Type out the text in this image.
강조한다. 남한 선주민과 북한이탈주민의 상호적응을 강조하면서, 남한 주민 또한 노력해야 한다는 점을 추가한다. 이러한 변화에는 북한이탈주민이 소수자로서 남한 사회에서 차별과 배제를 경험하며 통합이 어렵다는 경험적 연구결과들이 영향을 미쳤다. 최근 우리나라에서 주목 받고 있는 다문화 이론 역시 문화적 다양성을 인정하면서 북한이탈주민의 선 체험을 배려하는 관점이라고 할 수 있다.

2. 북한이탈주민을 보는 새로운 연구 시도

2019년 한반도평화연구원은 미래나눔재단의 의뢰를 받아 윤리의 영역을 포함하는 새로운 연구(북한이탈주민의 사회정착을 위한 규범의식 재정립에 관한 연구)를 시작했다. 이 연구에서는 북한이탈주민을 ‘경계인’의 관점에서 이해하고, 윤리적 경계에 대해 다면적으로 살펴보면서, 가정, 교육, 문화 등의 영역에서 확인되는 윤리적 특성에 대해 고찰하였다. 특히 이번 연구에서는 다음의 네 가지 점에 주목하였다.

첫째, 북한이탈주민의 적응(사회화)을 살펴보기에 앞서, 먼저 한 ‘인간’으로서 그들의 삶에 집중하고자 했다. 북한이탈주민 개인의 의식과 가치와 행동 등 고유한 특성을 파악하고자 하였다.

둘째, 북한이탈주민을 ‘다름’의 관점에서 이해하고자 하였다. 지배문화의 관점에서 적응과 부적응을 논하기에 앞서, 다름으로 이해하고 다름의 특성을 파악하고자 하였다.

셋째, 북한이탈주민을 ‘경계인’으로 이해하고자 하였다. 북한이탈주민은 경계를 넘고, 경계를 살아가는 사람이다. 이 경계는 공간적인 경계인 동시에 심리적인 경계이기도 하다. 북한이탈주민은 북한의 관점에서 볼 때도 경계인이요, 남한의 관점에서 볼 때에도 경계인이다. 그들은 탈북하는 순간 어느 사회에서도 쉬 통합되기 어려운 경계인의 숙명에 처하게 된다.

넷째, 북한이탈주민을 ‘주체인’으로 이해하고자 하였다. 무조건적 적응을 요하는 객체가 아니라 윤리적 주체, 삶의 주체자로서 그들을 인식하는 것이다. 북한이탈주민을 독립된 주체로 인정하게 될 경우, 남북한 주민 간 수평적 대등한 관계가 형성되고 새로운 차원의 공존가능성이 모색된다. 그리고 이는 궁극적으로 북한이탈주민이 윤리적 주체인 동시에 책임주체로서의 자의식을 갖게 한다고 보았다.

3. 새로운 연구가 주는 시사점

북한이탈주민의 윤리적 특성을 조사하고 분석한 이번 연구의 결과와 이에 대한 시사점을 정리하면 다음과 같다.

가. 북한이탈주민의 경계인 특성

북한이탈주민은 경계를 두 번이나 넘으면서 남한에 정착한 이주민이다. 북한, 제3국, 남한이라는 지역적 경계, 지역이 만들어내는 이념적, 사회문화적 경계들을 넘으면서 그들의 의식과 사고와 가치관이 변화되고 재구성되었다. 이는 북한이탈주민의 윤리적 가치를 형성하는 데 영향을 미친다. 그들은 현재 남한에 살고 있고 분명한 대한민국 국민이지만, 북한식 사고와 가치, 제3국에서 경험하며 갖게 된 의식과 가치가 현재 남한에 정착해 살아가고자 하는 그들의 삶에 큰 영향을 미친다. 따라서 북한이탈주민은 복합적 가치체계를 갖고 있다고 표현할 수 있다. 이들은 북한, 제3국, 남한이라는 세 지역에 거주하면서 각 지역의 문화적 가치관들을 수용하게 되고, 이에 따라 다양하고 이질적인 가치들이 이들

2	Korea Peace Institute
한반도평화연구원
- - -
> TASK INSTRUCTIONS: Recopy the entries above in their entirety, exactly.

> REPLY:
Type out the text in this image.
강조한다. 남한 선주민과 북한이탈주민의 상호적응을 강조하면서, 남한 주민 또한 노력해야 한다는 점을 추가한다. 이러한 변화에는 북한이탈주민이 소수자로서 남한 사회에서 차별과 배제를 경험하며 통합이 어렵다는 경험적 연구결과들이 영향을 미쳤다. 최근 우리나라에서 주목 받고 있는 다문화 이론 역시 문화적 다양성을 인정하면서 북한이탈주민의 선 체험을 배려하는 관점이라고 할 수 있다.

2. 북한이탈주민을 보는 새로운 연구 시도

2019년 한반도평화연구원은 미래나눔재단의 의뢰를 받아 윤리의 영역을 포함하는 새로운 연구(북한이탈주민의 사회정착을 위한 규범의식 재정립에 관한 연구)를 시작했다. 이 연구에서는 북한이탈주민을 ‘경계인’의 관점에서 이해하고, 윤리적 경계에 대해 다면적으로 살펴보면서, 가정, 교육, 문화 등의 영역에서 확인되는 윤리적 특성에 대해 고찰하였다. 특히 이번 연구에서는 다음의 네 가지 점에 주목하였다.

첫째, 북한이탈주민의 적응(사회화)을 살펴보기에 앞서, 먼저 한 ‘인간’으로서 그들의 삶에 집중하고자 했다. 북한이탈주민 개인의 의식과 가치와 행동 등 고유한 특성을 파악하고자 하였다.

둘째, 북한이탈주민을 ‘다름’의 관점에서 이해하고자 하였다. 지배문화의 관점에서 적응과 부적응을 논하기에 앞서, 다름으로 이해하고 다름의 특성을 파악하고자 하였다.

셋째, 북한이탈주민을 ‘경계인’으로 이해하고자 하였다. 북한이탈주민은 경계를 넘고, 경계를 살아가는 사람이다. 이 경계는 공간적인 경계인 동시에 심리적인 경계이기도 하다. 북한이탈주민은 북한의 관점에서 볼 때도 경계인이요, 남한의 관점에서 볼 때에도 경계인이다. 그들은 탈북하는 순간 어느 사회에서도 쉬 통합되기 어려운 경계인의 숙명에 처하게 된다.

넷째, 북한이탈주민을 ‘주체인’으로 이해하고자 하였다. 무조건적 적응을 요하는 객체가 아니라 윤리적 주체, 삶의 주체자로서 그들을 인식하는 것이다. 북한이탈주민을 독립된 주체로 인정하게 될 경우, 남북한 주민 간 수평적 대등한 관계가 형성되고 새로운 차원의 공존가능성이 모색된다. 그리고 이는 궁극적으로 북한이탈주민이 윤리적 주체인 동시에 책임주체로서의 자의식을 갖게 한다고 보았다.

3. 새로운 연구가 주는 시사점

북한이탈주민의 윤리적 특성을 조사하고 분석한 이번 연구의 결과와 이에 대한 시사점을 정리하면 다음과 같다.

가. 북한이탈주민의 경계인 특성

북한이탈주민은 경계를 두 번이나 넘으면서 남한에 정착한 이주민이다. 북한, 제3국, 남한이라는 지역적 경계, 지역이 만들어내는 이념적, 사회문화적 경계들을 넘으면서 그들의 의식과 사고와 가치관이 변화되고 재구성되었다. 이는 북한이탈주민의 윤리적 가치를 형성하는 데 영향을 미친다. 그들은 현재 남한에 살고 있고 분명한 대한민국 국민이지만, 북한식 사고와 가치, 제3국에서 경험하며 갖게 된 의식과 가치가 현재 남한에 정착해 살아가고자 하는 그들의 삶에 큰 영향을 미친다. 따라서 북한이탈주민은 복합적 가치체계를 갖고 있다고 표현할 수 있다. 이들은 북한, 제3국, 남한이라는 세 지역에 거주하면서 각 지역의 문화적 가치관들을 수용하게 되고, 이에 따라 다양하고 이질적인 가치들이 이들

2	Korea Peace Institute
한반도평화연구원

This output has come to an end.